== Entries

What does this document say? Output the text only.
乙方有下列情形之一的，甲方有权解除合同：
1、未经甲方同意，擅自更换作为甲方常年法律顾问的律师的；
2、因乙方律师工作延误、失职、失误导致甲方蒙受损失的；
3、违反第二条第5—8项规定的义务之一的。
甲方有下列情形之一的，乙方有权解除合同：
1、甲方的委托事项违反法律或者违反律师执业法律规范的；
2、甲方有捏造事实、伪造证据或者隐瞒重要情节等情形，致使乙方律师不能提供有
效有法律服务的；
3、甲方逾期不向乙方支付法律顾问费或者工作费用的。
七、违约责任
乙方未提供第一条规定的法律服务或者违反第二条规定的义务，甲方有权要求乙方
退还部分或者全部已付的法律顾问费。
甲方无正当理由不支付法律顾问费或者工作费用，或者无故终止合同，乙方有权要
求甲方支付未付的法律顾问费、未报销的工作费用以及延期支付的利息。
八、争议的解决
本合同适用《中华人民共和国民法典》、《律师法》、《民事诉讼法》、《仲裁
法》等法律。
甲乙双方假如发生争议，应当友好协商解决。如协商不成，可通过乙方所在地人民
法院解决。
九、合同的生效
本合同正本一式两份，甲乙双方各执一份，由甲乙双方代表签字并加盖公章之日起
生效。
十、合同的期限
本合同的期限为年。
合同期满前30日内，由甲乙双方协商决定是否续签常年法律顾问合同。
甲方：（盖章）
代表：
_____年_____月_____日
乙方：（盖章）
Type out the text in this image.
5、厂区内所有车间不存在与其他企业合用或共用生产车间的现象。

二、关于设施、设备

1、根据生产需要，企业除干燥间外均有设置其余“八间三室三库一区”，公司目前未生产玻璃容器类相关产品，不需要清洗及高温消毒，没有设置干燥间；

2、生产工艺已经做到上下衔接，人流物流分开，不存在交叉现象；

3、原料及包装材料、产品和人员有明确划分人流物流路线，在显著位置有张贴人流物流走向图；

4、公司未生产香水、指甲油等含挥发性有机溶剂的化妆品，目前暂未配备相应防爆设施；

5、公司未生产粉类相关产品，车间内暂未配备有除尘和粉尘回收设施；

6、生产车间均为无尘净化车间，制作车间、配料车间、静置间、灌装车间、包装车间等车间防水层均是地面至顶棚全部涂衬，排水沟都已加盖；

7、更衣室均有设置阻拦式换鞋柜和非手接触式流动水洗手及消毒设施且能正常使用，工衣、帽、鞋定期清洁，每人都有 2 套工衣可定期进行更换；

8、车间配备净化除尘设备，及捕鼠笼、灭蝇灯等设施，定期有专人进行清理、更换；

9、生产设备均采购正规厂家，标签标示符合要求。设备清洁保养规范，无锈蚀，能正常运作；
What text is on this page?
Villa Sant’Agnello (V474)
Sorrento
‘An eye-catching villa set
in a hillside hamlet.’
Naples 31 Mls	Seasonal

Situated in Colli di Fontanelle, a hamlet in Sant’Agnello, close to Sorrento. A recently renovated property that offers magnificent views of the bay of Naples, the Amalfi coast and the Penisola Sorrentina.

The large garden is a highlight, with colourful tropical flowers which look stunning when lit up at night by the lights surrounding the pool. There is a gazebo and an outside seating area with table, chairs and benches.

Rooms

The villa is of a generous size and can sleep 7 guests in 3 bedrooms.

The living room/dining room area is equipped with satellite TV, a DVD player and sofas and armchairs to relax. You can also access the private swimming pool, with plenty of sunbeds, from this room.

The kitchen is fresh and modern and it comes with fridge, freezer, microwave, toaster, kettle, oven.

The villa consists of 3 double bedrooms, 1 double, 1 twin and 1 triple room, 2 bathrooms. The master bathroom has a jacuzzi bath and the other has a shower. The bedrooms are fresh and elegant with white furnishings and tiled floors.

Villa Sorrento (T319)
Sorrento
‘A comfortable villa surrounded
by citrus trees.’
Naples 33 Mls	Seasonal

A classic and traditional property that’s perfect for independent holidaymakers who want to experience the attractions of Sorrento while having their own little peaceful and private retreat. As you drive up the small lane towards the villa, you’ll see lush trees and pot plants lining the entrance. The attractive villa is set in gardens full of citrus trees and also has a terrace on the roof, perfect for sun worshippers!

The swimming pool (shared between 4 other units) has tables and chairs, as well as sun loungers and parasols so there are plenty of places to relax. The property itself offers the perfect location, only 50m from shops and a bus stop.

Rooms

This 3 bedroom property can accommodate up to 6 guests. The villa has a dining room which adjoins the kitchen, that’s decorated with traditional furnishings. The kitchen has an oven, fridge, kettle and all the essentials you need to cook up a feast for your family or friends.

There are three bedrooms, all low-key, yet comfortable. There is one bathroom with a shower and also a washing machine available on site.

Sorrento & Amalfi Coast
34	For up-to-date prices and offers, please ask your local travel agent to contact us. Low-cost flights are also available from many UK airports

====

__What is asked__
Type out the whole listing above again, exactly as it stands.

__Correct output__
What does this document say? Output the text only.
乙方有下列情形之一的，甲方有权解除合同：
1、未经甲方同意，擅自更换作为甲方常年法律顾问的律师的；
2、因乙方律师工作延误、失职、失误导致甲方蒙受损失的；
3、违反第二条第5—8项规定的义务之一的。
甲方有下列情形之一的，乙方有权解除合同：
1、甲方的委托事项违反法律或者违反律师执业法律规范的；
2、甲方有捏造事实、伪造证据或者隐瞒重要情节等情形，致使乙方律师不能提供有
效有法律服务的；
3、甲方逾期不向乙方支付法律顾问费或者工作费用的。
七、违约责任
乙方未提供第一条规定的法律服务或者违反第二条规定的义务，甲方有权要求乙方
退还部分或者全部已付的法律顾问费。
甲方无正当理由不支付法律顾问费或者工作费用，或者无故终止合同，乙方有权要
求甲方支付未付的法律顾问费、未报销的工作费用以及延期支付的利息。
八、争议的解决
本合同适用《中华人民共和国民法典》、《律师法》、《民事诉讼法》、《仲裁
法》等法律。
甲乙双方假如发生争议，应当友好协商解决。如协商不成，可通过乙方所在地人民
法院解决。
九、合同的生效
本合同正本一式两份，甲乙双方各执一份，由甲乙双方代表签字并加盖公章之日起
生效。
十、合同的期限
本合同的期限为年。
合同期满前30日内，由甲乙双方协商决定是否续签常年法律顾问合同。
甲方：（盖章）
代表：
_____年_____月_____日
乙方：（盖章）
Type out the text in this image.
5、厂区内所有车间不存在与其他企业合用或共用生产车间的现象。

二、关于设施、设备

1、根据生产需要，企业除干燥间外均有设置其余“八间三室三库一区”，公司目前未生产玻璃容器类相关产品，不需要清洗及高温消毒，没有设置干燥间；

2、生产工艺已经做到上下衔接，人流物流分开，不存在交叉现象；

3、原料及包装材料、产品和人员有明确划分人流物流路线，在显著位置有张贴人流物流走向图；

4、公司未生产香水、指甲油等含挥发性有机溶剂的化妆品，目前暂未配备相应防爆设施；

5、公司未生产粉类相关产品，车间内暂未配备有除尘和粉尘回收设施；

6、生产车间均为无尘净化车间，制作车间、配料车间、静置间、灌装车间、包装车间等车间防水层均是地面至顶棚全部涂衬，排水沟都已加盖；

7、更衣室均有设置阻拦式换鞋柜和非手接触式流动水洗手及消毒设施且能正常使用，工衣、帽、鞋定期清洁，每人都有 2 套工衣可定期进行更换；

8、车间配备净化除尘设备，及捕鼠笼、灭蝇灯等设施，定期有专人进行清理、更换；

9、生产设备均采购正规厂家，标签标示符合要求。设备清洁保养规范，无锈蚀，能正常运作；
What text is on this page?
Villa Sant’Agnello (V474)
Sorrento
‘An eye-catching villa set
in a hillside hamlet.’
Naples 31 Mls	Seasonal

Situated in Colli di Fontanelle, a hamlet in Sant’Agnello, close to Sorrento. A recently renovated property that offers magnificent views of the bay of Naples, the Amalfi coast and the Penisola Sorrentina.

The large garden is a highlight, with colourful tropical flowers which look stunning when lit up at night by the lights surrounding the pool. There is a gazebo and an outside seating area with table, chairs and benches.

Rooms

The villa is of a generous size and can sleep 7 guests in 3 bedrooms.

The living room/dining room area is equipped with satellite TV, a DVD player and sofas and armchairs to relax. You can also access the private swimming pool, with plenty of sunbeds, from this room.

The kitchen is fresh and modern and it comes with fridge, freezer, microwave, toaster, kettle, oven.

The villa consists of 3 double bedrooms, 1 double, 1 twin and 1 triple room, 2 bathrooms. The master bathroom has a jacuzzi bath and the other has a shower. The bedrooms are fresh and elegant with white furnishings and tiled floors.

Villa Sorrento (T319)
Sorrento
‘A comfortable villa surrounded
by citrus trees.’
Naples 33 Mls	Seasonal

A classic and traditional property that’s perfect for independent holidaymakers who want to experience the attractions of Sorrento while having their own little peaceful and private retreat. As you drive up the small lane towards the villa, you’ll see lush trees and pot plants lining the entrance. The attractive villa is set in gardens full of citrus trees and also has a terrace on the roof, perfect for sun worshippers!

The swimming pool (shared between 4 other units) has tables and chairs, as well as sun loungers and parasols so there are plenty of places to relax. The property itself offers the perfect location, only 50m from shops and a bus stop.

Rooms

This 3 bedroom property can accommodate up to 6 guests. The villa has a dining room which adjoins the kitchen, that’s decorated with traditional furnishings. The kitchen has an oven, fridge, kettle and all the essentials you need to cook up a feast for your family or friends.

There are three bedrooms, all low-key, yet comfortable. There is one bathroom with a shower and also a washing machine available on site.

Sorrento & Amalfi Coast
34	For up-to-date prices and offers, please ask your local travel agent to contact us. Low-cost flights are also available from many UK airports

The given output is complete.